Start of Records for this exercise

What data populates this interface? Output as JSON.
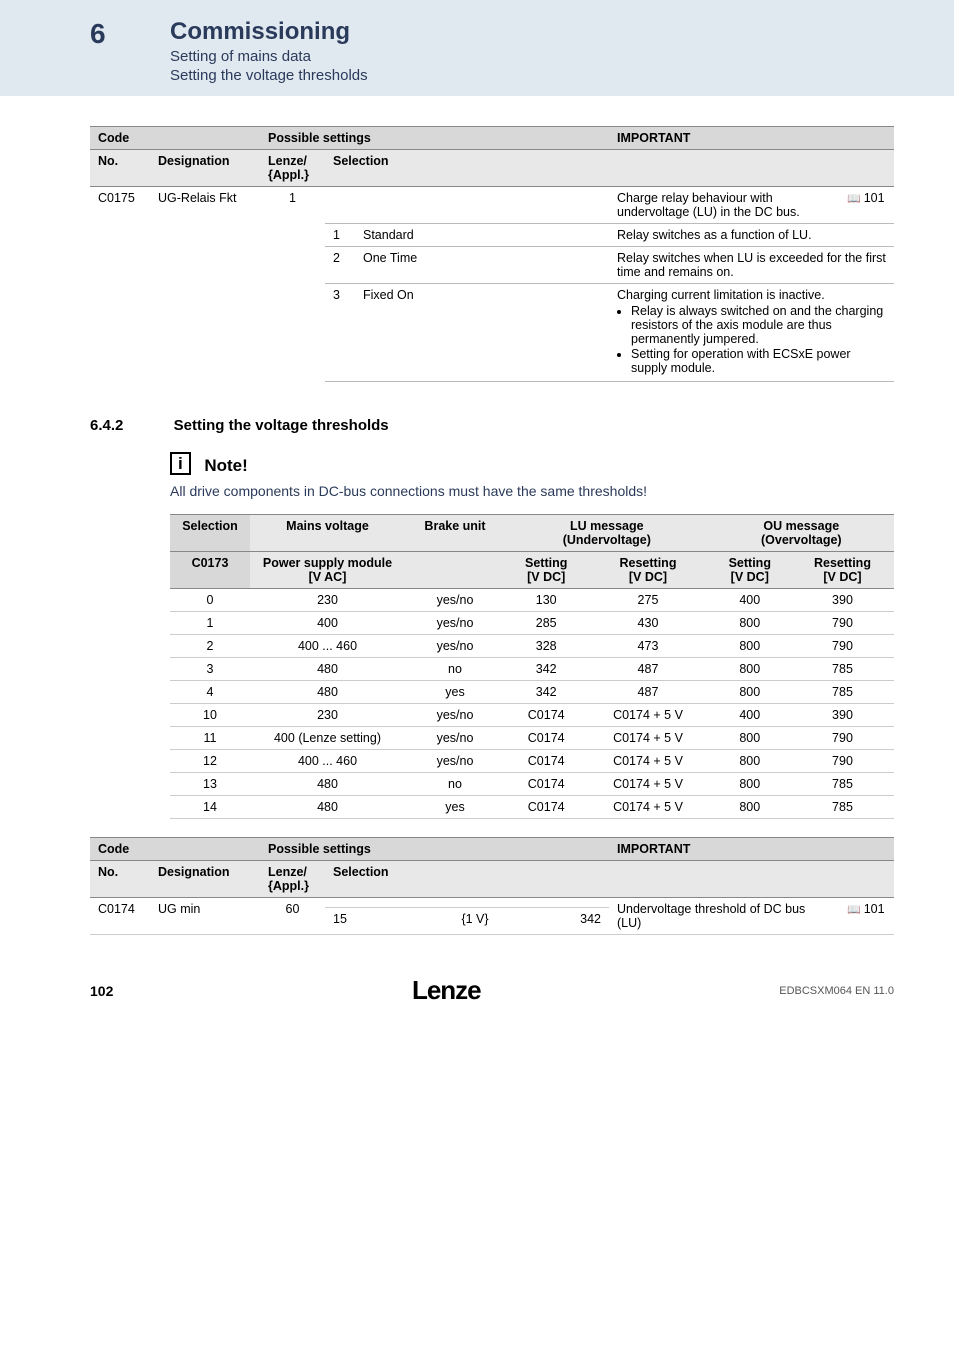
{
  "header": {
    "chapnum": "6",
    "title": "Commissioning",
    "sub1": "Setting of mains data",
    "sub2": "Setting the voltage thresholds"
  },
  "t1": {
    "head1": [
      "Code",
      "",
      "Possible settings",
      "",
      "IMPORTANT",
      ""
    ],
    "head2": [
      "No.",
      "Designation",
      "Lenze/\n{Appl.}",
      "Selection",
      "",
      ""
    ],
    "r0": [
      "C0175",
      "UG-Relais Fkt",
      "1",
      "",
      "Charge relay behaviour with undervoltage (LU) in the DC bus.",
      "101"
    ],
    "r1": [
      "",
      "",
      "",
      "1",
      "Standard",
      "Relay switches as a function of LU."
    ],
    "r2": [
      "",
      "",
      "",
      "2",
      "One Time",
      "Relay switches when LU is exceeded for the first time and remains on."
    ],
    "r3": [
      "",
      "",
      "",
      "3",
      "Fixed On",
      "Charging current limitation is inactive."
    ],
    "r3b": [
      "Relay is always switched on and the charging resistors of the axis module are thus permanently jumpered.",
      "Setting for operation with ECSxE power supply module."
    ]
  },
  "sec": {
    "num": "6.4.2",
    "title": "Setting the voltage thresholds"
  },
  "note": {
    "title": "Note!",
    "text": "All drive components in DC-bus connections must have the same thresholds!"
  },
  "t2": {
    "h1": [
      "Selection",
      "Mains voltage",
      "Brake unit",
      "LU message\n(Undervoltage)",
      "OU message\n(Overvoltage)"
    ],
    "h2": [
      "C0173",
      "Power supply module\n[V AC]",
      "",
      "Setting\n[V DC]",
      "Resetting\n[V DC]",
      "Setting\n[V DC]",
      "Resetting\n[V DC]"
    ],
    "rows": [
      [
        "0",
        "230",
        "yes/no",
        "130",
        "275",
        "400",
        "390"
      ],
      [
        "1",
        "400",
        "yes/no",
        "285",
        "430",
        "800",
        "790"
      ],
      [
        "2",
        "400 ... 460",
        "yes/no",
        "328",
        "473",
        "800",
        "790"
      ],
      [
        "3",
        "480",
        "no",
        "342",
        "487",
        "800",
        "785"
      ],
      [
        "4",
        "480",
        "yes",
        "342",
        "487",
        "800",
        "785"
      ],
      [
        "10",
        "230",
        "yes/no",
        "C0174",
        "C0174 + 5 V",
        "400",
        "390"
      ],
      [
        "11",
        "400 (Lenze setting)",
        "yes/no",
        "C0174",
        "C0174 + 5 V",
        "800",
        "790"
      ],
      [
        "12",
        "400 ... 460",
        "yes/no",
        "C0174",
        "C0174 + 5 V",
        "800",
        "790"
      ],
      [
        "13",
        "480",
        "no",
        "C0174",
        "C0174 + 5 V",
        "800",
        "785"
      ],
      [
        "14",
        "480",
        "yes",
        "C0174",
        "C0174 + 5 V",
        "800",
        "785"
      ]
    ]
  },
  "t3": {
    "head1": [
      "Code",
      "",
      "Possible settings",
      "",
      "",
      "",
      "IMPORTANT",
      ""
    ],
    "head2": [
      "No.",
      "Designation",
      "Lenze/\n{Appl.}",
      "Selection",
      "",
      "",
      "",
      ""
    ],
    "r0": [
      "C0174",
      "UG min",
      "60",
      "",
      "",
      "",
      "Undervoltage threshold of DC bus (LU)",
      "101"
    ],
    "r1": [
      "",
      "",
      "",
      "15",
      "{1 V}",
      "342",
      "",
      ""
    ]
  },
  "footer": {
    "page": "102",
    "logo": "Lenze",
    "doc": "EDBCSXM064 EN 11.0"
  }
}
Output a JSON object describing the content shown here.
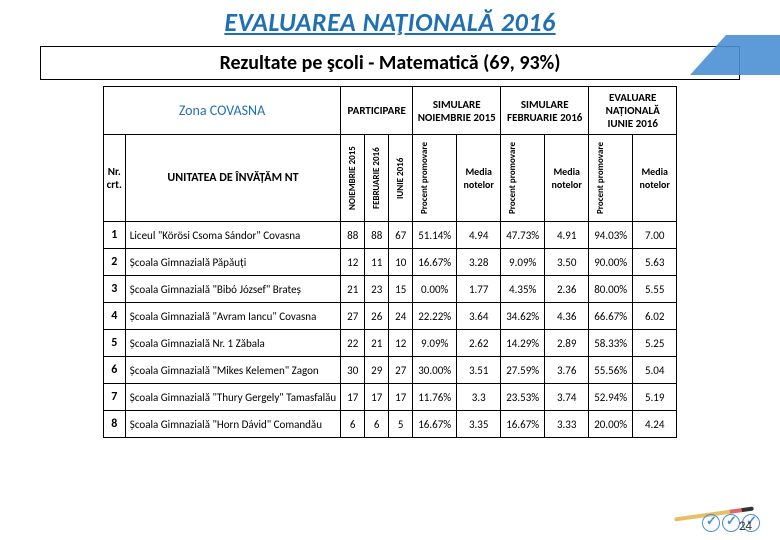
{
  "title": "EVALUAREA NAŢIONALĂ 2016",
  "subtitle": "Rezultate pe şcoli -  Matematică (69, 93%)",
  "zone": "Zona   COVASNA",
  "headers": {
    "participare": "PARTICIPARE",
    "sim_nov": "SIMULARE NOIEMBRIE 2015",
    "sim_feb": "SIMULARE FEBRUARIE 2016",
    "eval": "EVALUARE NAȚIONALĂ",
    "eval_sub": "IUNIE 2016",
    "nr": "Nr. crt.",
    "unit": "UNITATEA DE ÎNVĂȚĂM NT",
    "nov15": "NOIEMBRIE 2015",
    "feb16": "FEBRUARIE 2016",
    "iun16": "IUNIE 2016",
    "procent": "Procent promovare",
    "media": "Media notelor"
  },
  "rows": [
    {
      "n": "1",
      "u": "Liceul \"Körösi Csoma Sándor\" Covasna",
      "p": [
        "88",
        "88",
        "67"
      ],
      "s1": [
        "51.14%",
        "4.94"
      ],
      "s2": [
        "47.73%",
        "4.91"
      ],
      "e": [
        "94.03%",
        "7.00"
      ]
    },
    {
      "n": "2",
      "u": "Școala Gimnazială Păpăuți",
      "p": [
        "12",
        "11",
        "10"
      ],
      "s1": [
        "16.67%",
        "3.28"
      ],
      "s2": [
        "9.09%",
        "3.50"
      ],
      "e": [
        "90.00%",
        "5.63"
      ]
    },
    {
      "n": "3",
      "u": "Școala Gimnazială \"Bibó József\" Brateș",
      "p": [
        "21",
        "23",
        "15"
      ],
      "s1": [
        "0.00%",
        "1.77"
      ],
      "s2": [
        "4.35%",
        "2.36"
      ],
      "e": [
        "80.00%",
        "5.55"
      ]
    },
    {
      "n": "4",
      "u": "Școala Gimnazială \"Avram Iancu\" Covasna",
      "p": [
        "27",
        "26",
        "24"
      ],
      "s1": [
        "22.22%",
        "3.64"
      ],
      "s2": [
        "34.62%",
        "4.36"
      ],
      "e": [
        "66.67%",
        "6.02"
      ]
    },
    {
      "n": "5",
      "u": "Școala Gimnazială Nr. 1 Zăbala",
      "p": [
        "22",
        "21",
        "12"
      ],
      "s1": [
        "9.09%",
        "2.62"
      ],
      "s2": [
        "14.29%",
        "2.89"
      ],
      "e": [
        "58.33%",
        "5.25"
      ]
    },
    {
      "n": "6",
      "u": "Școala Gimnazială \"Mikes Kelemen\" Zagon",
      "p": [
        "30",
        "29",
        "27"
      ],
      "s1": [
        "30.00%",
        "3.51"
      ],
      "s2": [
        "27.59%",
        "3.76"
      ],
      "e": [
        "55.56%",
        "5.04"
      ]
    },
    {
      "n": "7",
      "u": "Școala Gimnazială \"Thury Gergely\" Tamasfalău",
      "p": [
        "17",
        "17",
        "17"
      ],
      "s1": [
        "11.76%",
        "3.3"
      ],
      "s2": [
        "23.53%",
        "3.74"
      ],
      "e": [
        "52.94%",
        "5.19"
      ]
    },
    {
      "n": "8",
      "u": "Școala Gimnazială \"Horn Dávid\" Comandău",
      "p": [
        "6",
        "6",
        "5"
      ],
      "s1": [
        "16.67%",
        "3.35"
      ],
      "s2": [
        "16.67%",
        "3.33"
      ],
      "e": [
        "20.00%",
        "4.24"
      ]
    }
  ],
  "page": "24"
}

End of Records for this exercise

For the listing above, identify each line bearing "supply".

> _Result for this exercise_
      "Setting for operation with ECSxE power supply module."
      "Power supply module\n[V AC]",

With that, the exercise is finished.